**WORK REQUIRED:** Pick out the lines below with "area" and list them.

(Data entries)
○ ○ ○ ○

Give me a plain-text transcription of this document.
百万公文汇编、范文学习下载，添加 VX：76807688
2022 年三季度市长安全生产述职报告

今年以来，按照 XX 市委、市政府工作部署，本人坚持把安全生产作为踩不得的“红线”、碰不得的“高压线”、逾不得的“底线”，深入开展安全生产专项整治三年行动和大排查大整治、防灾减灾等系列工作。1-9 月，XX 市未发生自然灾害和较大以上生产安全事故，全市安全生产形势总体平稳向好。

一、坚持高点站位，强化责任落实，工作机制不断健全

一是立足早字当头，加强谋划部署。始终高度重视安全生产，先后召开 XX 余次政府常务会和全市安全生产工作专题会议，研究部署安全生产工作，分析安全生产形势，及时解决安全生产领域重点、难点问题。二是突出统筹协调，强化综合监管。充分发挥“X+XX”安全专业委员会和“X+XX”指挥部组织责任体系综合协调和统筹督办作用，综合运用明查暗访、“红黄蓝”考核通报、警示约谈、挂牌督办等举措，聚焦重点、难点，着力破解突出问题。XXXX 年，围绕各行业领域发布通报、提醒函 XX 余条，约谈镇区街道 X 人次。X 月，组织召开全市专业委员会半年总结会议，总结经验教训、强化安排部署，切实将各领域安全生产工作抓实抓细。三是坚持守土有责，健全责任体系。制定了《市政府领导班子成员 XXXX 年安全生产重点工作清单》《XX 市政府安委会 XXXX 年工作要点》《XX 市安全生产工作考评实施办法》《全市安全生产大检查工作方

○ ○ ○ ○

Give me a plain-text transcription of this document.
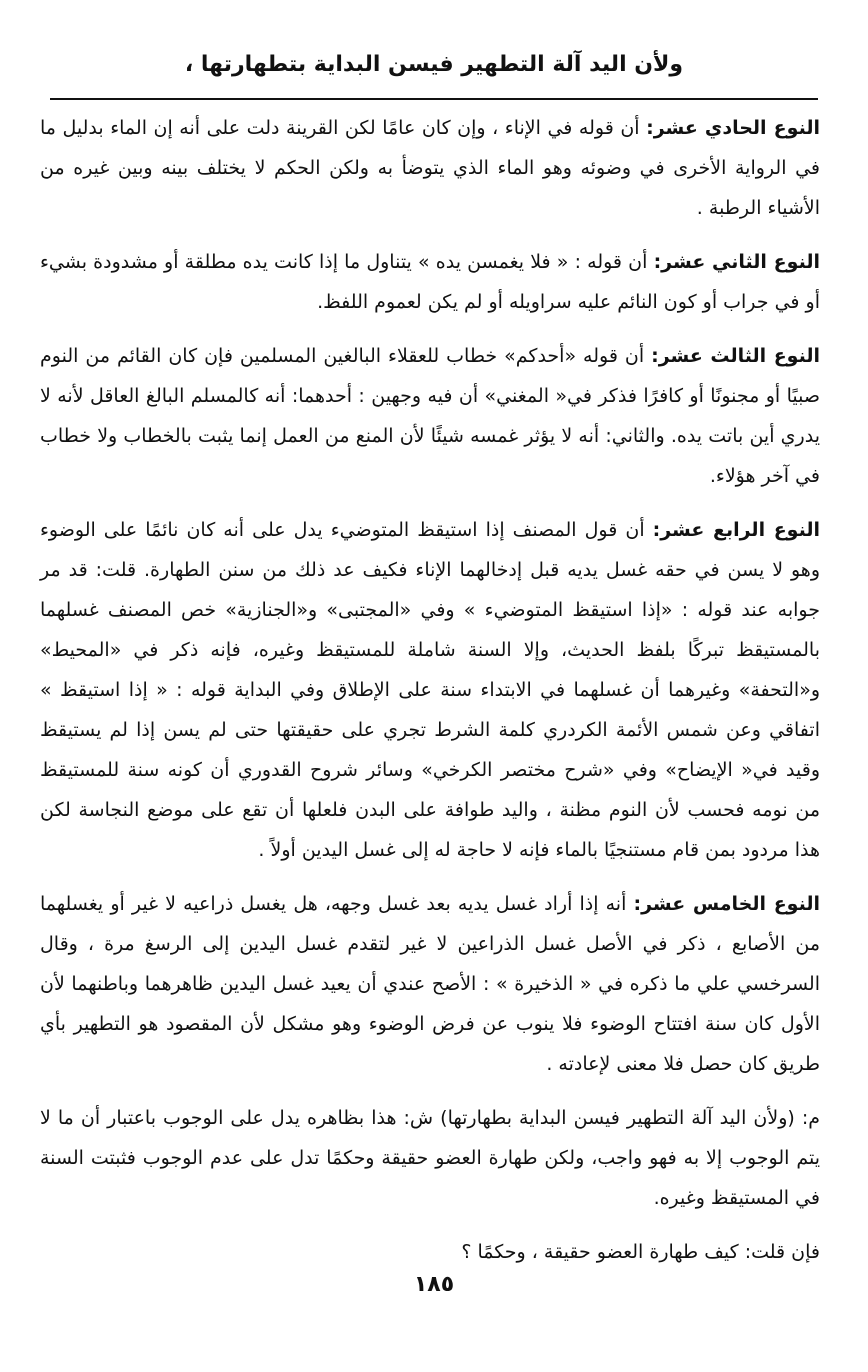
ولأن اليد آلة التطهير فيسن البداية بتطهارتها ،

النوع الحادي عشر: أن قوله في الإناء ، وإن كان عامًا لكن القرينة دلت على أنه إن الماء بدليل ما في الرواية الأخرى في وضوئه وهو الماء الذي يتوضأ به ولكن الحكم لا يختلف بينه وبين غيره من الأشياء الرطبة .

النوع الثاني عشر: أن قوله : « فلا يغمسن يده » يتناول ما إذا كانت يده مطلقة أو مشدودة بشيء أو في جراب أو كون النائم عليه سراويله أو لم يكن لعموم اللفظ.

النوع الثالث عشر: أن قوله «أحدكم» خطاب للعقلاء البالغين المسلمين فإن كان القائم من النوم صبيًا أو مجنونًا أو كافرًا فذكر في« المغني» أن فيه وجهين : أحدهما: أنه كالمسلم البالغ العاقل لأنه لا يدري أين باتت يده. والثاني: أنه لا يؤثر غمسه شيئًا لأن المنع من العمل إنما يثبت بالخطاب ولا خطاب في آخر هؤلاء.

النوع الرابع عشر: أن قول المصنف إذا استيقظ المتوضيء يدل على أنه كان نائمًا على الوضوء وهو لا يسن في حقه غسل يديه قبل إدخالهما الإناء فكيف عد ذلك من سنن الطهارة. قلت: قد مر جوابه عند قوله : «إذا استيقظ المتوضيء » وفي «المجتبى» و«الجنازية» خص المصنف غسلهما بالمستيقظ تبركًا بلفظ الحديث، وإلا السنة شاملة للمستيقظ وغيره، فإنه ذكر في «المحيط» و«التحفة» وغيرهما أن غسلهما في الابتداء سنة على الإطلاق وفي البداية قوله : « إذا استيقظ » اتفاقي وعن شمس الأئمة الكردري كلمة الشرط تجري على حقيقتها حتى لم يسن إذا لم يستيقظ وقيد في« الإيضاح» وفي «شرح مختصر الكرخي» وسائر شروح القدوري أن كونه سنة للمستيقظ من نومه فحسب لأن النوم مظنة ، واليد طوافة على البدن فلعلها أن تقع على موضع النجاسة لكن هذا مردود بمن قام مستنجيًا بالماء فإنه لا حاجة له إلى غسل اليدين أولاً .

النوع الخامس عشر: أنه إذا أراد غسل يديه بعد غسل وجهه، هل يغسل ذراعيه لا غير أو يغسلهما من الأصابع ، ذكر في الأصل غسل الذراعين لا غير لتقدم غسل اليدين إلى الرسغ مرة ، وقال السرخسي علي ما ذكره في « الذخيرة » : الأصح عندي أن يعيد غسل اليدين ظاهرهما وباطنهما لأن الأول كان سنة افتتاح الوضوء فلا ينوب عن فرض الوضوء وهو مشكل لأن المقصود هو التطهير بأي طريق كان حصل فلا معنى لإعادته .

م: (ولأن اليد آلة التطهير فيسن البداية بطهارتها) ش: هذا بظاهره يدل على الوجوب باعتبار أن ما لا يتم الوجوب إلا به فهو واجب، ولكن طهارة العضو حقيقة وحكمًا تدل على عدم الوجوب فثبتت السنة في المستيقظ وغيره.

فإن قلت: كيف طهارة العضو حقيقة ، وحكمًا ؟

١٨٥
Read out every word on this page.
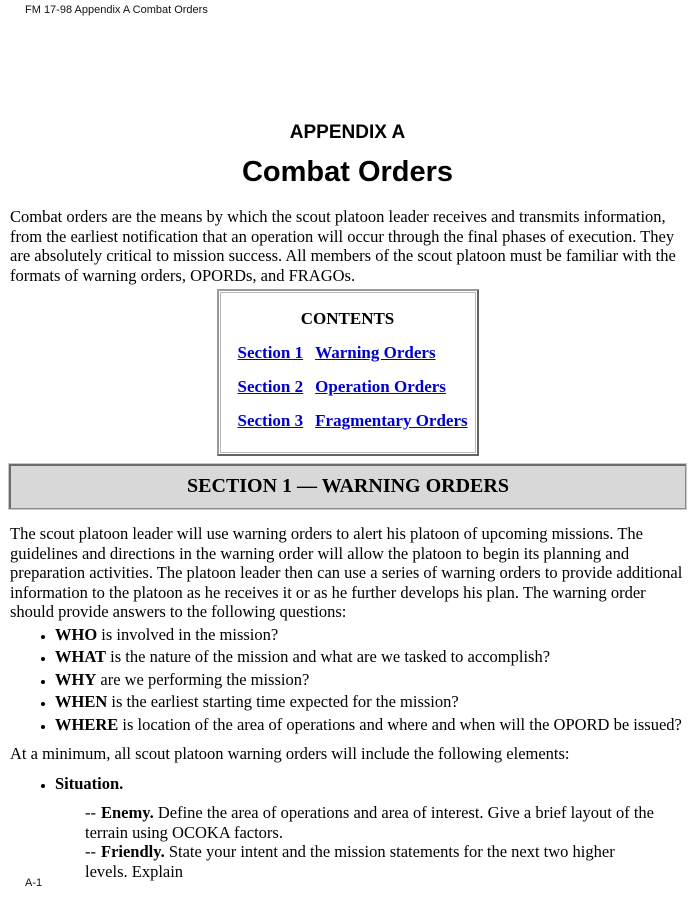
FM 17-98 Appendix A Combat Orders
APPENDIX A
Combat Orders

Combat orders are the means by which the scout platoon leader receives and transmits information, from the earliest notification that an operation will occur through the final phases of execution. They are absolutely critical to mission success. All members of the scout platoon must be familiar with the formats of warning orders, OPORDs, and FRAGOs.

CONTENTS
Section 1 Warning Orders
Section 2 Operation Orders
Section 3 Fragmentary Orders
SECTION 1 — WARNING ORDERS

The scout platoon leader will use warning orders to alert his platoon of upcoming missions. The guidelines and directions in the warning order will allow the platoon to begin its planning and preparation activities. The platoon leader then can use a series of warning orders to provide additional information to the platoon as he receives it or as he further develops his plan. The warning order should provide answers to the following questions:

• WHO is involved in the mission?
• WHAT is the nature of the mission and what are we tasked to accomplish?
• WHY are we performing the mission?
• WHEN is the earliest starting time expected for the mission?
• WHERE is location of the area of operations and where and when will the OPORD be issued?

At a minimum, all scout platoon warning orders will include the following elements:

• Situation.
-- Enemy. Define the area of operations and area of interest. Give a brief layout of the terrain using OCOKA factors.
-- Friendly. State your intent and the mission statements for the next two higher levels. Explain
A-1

○ ○ ○ ○

**REPLY TO THE EXERCISE:**
• WHERE is location of the area of operations and where and when will the OPORD be issued?
-- Enemy. Define the area of operations and area of interest. Give a brief layout of the terrain using OCOKA factors.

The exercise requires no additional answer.